### STATED GOAL
Your task is to print all of the data word for word.

### EXERCISE DATA
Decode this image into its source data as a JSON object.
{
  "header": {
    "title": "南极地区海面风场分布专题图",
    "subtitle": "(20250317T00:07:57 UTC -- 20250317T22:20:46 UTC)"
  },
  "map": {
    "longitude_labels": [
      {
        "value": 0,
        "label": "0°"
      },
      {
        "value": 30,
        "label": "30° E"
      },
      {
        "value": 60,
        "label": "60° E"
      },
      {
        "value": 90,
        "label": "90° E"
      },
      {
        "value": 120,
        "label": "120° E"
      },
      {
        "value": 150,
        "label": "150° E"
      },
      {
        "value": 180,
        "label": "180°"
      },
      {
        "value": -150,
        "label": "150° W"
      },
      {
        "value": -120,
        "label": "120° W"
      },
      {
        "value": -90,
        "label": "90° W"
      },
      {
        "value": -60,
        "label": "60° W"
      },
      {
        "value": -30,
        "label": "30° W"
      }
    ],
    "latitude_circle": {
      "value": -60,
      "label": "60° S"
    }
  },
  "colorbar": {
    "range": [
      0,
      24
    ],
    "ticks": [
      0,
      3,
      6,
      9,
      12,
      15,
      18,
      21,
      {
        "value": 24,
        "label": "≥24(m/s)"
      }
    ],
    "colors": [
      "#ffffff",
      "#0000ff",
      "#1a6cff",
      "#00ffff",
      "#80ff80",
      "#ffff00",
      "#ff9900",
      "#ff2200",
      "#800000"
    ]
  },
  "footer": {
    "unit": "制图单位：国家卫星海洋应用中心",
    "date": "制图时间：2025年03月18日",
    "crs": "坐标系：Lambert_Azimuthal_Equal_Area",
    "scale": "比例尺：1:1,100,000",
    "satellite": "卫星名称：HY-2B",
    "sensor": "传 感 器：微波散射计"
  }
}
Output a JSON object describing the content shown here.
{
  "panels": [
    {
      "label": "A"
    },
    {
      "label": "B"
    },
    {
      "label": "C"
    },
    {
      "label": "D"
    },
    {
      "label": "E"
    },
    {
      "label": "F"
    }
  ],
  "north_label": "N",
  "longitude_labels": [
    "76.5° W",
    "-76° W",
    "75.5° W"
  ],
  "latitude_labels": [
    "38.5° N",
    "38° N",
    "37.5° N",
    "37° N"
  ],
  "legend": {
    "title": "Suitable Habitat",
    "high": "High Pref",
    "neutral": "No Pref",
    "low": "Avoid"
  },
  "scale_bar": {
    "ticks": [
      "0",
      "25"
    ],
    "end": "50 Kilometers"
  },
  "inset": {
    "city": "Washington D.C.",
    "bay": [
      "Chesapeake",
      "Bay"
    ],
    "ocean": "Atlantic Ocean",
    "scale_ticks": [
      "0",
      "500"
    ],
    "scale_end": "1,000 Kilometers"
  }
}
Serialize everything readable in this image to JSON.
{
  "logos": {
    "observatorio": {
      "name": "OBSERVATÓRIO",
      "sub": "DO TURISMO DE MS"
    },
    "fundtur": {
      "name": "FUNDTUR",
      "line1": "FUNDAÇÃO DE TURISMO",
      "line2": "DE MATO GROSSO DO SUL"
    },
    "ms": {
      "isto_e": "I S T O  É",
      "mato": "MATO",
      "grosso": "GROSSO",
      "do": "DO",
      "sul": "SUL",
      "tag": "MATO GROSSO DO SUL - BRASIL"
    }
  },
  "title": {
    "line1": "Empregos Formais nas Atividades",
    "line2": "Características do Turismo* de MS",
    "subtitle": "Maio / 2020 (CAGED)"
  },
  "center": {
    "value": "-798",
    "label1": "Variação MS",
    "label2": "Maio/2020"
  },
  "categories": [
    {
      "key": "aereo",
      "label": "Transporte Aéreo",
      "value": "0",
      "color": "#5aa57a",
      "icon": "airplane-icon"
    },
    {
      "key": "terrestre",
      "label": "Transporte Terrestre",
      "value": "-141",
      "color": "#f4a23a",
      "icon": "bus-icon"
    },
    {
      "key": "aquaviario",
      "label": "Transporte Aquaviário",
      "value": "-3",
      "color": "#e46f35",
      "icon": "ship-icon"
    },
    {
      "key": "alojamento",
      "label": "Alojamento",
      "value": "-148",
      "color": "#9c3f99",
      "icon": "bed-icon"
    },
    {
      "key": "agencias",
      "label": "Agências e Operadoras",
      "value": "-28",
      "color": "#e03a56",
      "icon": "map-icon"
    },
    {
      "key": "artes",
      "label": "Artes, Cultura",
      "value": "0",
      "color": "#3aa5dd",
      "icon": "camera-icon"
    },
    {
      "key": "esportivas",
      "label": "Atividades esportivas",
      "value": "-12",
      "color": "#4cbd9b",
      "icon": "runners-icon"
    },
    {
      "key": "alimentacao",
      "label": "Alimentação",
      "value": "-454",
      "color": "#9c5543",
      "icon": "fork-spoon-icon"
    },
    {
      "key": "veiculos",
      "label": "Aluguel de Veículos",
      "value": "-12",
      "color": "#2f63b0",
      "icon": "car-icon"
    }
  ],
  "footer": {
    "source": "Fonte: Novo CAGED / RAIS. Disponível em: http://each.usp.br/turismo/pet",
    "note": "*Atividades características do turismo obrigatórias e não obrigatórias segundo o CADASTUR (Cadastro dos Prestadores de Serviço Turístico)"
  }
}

### OUTPUT OF THE TASK
Decode this image into its source data as a JSON object.
{
  "header": {
    "title": "南极地区海面风场分布专题图",
    "subtitle": "(20250317T00:07:57 UTC -- 20250317T22:20:46 UTC)"
  },
  "map": {
    "longitude_labels": [
      {
        "value": 0,
        "label": "0°"
      },
      {
        "value": 30,
        "label": "30° E"
      },
      {
        "value": 60,
        "label": "60° E"
      },
      {
        "value": 90,
        "label": "90° E"
      },
      {
        "value": 120,
        "label": "120° E"
      },
      {
        "value": 150,
        "label": "150° E"
      },
      {
        "value": 180,
        "label": "180°"
      },
      {
        "value": -150,
        "label": "150° W"
      },
      {
        "value": -120,
        "label": "120° W"
      },
      {
        "value": -90,
        "label": "90° W"
      },
      {
        "value": -60,
        "label": "60° W"
      },
      {
        "value": -30,
        "label": "30° W"
      }
    ],
    "latitude_circle": {
      "value": -60,
      "label": "60° S"
    }
  },
  "colorbar": {
    "range": [
      0,
      24
    ],
    "ticks": [
      0,
      3,
      6,
      9,
      12,
      15,
      18,
      21,
      {
        "value": 24,
        "label": "≥24(m/s)"
      }
    ],
    "colors": [
      "#ffffff",
      "#0000ff",
      "#1a6cff",
      "#00ffff",
      "#80ff80",
      "#ffff00",
      "#ff9900",
      "#ff2200",
      "#800000"
    ]
  },
  "footer": {
    "unit": "制图单位：国家卫星海洋应用中心",
    "date": "制图时间：2025年03月18日",
    "crs": "坐标系：Lambert_Azimuthal_Equal_Area",
    "scale": "比例尺：1:1,100,000",
    "satellite": "卫星名称：HY-2B",
    "sensor": "传 感 器：微波散射计"
  }
}
Output a JSON object describing the content shown here.
{
  "panels": [
    {
      "label": "A"
    },
    {
      "label": "B"
    },
    {
      "label": "C"
    },
    {
      "label": "D"
    },
    {
      "label": "E"
    },
    {
      "label": "F"
    }
  ],
  "north_label": "N",
  "longitude_labels": [
    "76.5° W",
    "-76° W",
    "75.5° W"
  ],
  "latitude_labels": [
    "38.5° N",
    "38° N",
    "37.5° N",
    "37° N"
  ],
  "legend": {
    "title": "Suitable Habitat",
    "high": "High Pref",
    "neutral": "No Pref",
    "low": "Avoid"
  },
  "scale_bar": {
    "ticks": [
      "0",
      "25"
    ],
    "end": "50 Kilometers"
  },
  "inset": {
    "city": "Washington D.C.",
    "bay": [
      "Chesapeake",
      "Bay"
    ],
    "ocean": "Atlantic Ocean",
    "scale_ticks": [
      "0",
      "500"
    ],
    "scale_end": "1,000 Kilometers"
  }
}
Serialize everything readable in this image to JSON.
{
  "logos": {
    "observatorio": {
      "name": "OBSERVATÓRIO",
      "sub": "DO TURISMO DE MS"
    },
    "fundtur": {
      "name": "FUNDTUR",
      "line1": "FUNDAÇÃO DE TURISMO",
      "line2": "DE MATO GROSSO DO SUL"
    },
    "ms": {
      "isto_e": "I S T O  É",
      "mato": "MATO",
      "grosso": "GROSSO",
      "do": "DO",
      "sul": "SUL",
      "tag": "MATO GROSSO DO SUL - BRASIL"
    }
  },
  "title": {
    "line1": "Empregos Formais nas Atividades",
    "line2": "Características do Turismo* de MS",
    "subtitle": "Maio / 2020 (CAGED)"
  },
  "center": {
    "value": "-798",
    "label1": "Variação MS",
    "label2": "Maio/2020"
  },
  "categories": [
    {
      "key": "aereo",
      "label": "Transporte Aéreo",
      "value": "0",
      "color": "#5aa57a",
      "icon": "airplane-icon"
    },
    {
      "key": "terrestre",
      "label": "Transporte Terrestre",
      "value": "-141",
      "color": "#f4a23a",
      "icon": "bus-icon"
    },
    {
      "key": "aquaviario",
      "label": "Transporte Aquaviário",
      "value": "-3",
      "color": "#e46f35",
      "icon": "ship-icon"
    },
    {
      "key": "alojamento",
      "label": "Alojamento",
      "value": "-148",
      "color": "#9c3f99",
      "icon": "bed-icon"
    },
    {
      "key": "agencias",
      "label": "Agências e Operadoras",
      "value": "-28",
      "color": "#e03a56",
      "icon": "map-icon"
    },
    {
      "key": "artes",
      "label": "Artes, Cultura",
      "value": "0",
      "color": "#3aa5dd",
      "icon": "camera-icon"
    },
    {
      "key": "esportivas",
      "label": "Atividades esportivas",
      "value": "-12",
      "color": "#4cbd9b",
      "icon": "runners-icon"
    },
    {
      "key": "alimentacao",
      "label": "Alimentação",
      "value": "-454",
      "color": "#9c5543",
      "icon": "fork-spoon-icon"
    },
    {
      "key": "veiculos",
      "label": "Aluguel de Veículos",
      "value": "-12",
      "color": "#2f63b0",
      "icon": "car-icon"
    }
  ],
  "footer": {
    "source": "Fonte: Novo CAGED / RAIS. Disponível em: http://each.usp.br/turismo/pet",
    "note": "*Atividades características do turismo obrigatórias e não obrigatórias segundo o CADASTUR (Cadastro dos Prestadores de Serviço Turístico)"
  }
}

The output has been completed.